> [Your objective]: Scan the listing below and copy every line holding "JSON".
--- begin Data section ---
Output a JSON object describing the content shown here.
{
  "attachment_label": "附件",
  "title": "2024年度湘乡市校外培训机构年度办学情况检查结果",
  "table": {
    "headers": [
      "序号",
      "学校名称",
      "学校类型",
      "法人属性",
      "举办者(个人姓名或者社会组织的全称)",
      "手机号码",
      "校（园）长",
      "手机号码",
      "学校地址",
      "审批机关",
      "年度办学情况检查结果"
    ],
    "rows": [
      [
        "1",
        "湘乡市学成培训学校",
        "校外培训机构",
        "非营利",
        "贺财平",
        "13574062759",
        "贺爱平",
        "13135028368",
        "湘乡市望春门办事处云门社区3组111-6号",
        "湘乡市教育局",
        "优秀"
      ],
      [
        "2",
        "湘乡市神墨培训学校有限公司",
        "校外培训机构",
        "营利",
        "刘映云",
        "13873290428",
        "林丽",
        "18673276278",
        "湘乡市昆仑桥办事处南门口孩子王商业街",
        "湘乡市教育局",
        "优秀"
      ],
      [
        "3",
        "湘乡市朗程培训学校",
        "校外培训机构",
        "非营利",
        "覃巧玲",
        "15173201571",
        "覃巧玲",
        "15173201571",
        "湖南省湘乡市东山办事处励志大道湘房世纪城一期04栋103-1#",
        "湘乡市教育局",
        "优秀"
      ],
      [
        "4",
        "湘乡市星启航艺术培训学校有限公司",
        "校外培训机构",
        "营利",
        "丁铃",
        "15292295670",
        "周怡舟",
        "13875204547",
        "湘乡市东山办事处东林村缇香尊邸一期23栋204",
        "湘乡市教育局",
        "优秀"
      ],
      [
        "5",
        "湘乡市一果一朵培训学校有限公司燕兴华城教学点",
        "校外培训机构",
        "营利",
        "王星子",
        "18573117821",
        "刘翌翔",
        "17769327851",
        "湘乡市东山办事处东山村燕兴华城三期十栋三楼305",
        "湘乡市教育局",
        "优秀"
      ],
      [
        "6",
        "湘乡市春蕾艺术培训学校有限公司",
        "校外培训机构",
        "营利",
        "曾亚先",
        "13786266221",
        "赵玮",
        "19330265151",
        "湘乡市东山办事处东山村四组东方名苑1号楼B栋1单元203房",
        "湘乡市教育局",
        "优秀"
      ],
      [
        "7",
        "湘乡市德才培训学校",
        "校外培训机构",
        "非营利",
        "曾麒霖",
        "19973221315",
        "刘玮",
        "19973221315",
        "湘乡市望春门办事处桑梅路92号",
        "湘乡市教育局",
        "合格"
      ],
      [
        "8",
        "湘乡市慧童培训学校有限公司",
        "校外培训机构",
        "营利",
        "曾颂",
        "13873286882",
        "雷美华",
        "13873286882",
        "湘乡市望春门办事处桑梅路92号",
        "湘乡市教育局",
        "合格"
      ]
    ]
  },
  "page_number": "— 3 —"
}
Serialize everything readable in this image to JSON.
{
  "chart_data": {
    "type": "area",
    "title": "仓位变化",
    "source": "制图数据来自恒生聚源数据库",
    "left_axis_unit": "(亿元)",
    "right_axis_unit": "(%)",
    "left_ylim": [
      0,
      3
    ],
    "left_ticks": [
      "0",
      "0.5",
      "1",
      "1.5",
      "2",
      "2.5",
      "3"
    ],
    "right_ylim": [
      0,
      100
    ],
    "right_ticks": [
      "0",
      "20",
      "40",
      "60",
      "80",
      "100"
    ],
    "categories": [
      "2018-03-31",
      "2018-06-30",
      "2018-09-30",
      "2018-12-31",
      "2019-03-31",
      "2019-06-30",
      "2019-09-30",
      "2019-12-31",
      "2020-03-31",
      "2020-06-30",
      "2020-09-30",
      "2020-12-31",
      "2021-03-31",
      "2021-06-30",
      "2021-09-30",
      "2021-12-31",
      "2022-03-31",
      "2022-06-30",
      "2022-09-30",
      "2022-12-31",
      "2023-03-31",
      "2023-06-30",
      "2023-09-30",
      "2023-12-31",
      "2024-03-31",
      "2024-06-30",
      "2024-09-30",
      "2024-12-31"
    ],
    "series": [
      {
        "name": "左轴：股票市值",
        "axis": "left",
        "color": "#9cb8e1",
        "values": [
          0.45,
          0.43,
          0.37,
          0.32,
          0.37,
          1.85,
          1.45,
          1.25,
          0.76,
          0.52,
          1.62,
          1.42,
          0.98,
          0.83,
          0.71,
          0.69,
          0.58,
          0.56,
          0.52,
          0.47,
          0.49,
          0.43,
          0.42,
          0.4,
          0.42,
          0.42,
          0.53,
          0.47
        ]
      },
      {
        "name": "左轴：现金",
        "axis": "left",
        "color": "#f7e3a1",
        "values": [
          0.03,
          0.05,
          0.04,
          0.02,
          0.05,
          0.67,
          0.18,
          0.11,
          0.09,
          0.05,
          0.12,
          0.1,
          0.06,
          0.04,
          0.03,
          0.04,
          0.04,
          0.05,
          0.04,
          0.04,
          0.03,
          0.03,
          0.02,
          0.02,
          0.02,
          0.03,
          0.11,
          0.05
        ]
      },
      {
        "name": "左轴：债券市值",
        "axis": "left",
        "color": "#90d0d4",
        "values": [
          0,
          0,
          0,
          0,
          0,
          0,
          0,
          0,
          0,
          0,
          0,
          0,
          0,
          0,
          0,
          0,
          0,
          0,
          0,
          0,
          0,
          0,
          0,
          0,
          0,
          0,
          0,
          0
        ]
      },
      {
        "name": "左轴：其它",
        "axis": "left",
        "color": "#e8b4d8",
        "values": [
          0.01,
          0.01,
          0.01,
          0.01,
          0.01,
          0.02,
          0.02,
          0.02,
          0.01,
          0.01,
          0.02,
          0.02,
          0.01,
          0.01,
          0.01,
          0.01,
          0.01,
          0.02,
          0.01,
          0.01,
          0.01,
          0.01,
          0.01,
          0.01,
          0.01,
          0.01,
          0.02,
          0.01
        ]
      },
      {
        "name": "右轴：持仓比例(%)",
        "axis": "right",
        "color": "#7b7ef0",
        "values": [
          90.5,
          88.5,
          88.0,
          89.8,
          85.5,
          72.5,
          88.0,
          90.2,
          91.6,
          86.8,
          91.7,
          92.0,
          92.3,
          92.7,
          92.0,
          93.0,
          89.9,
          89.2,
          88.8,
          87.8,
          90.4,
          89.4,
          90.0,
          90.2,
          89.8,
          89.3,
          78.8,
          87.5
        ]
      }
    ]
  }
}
--- end Data section ---
> [Written solution]:
Output a JSON object describing the content shown here.
Serialize everything readable in this image to JSON.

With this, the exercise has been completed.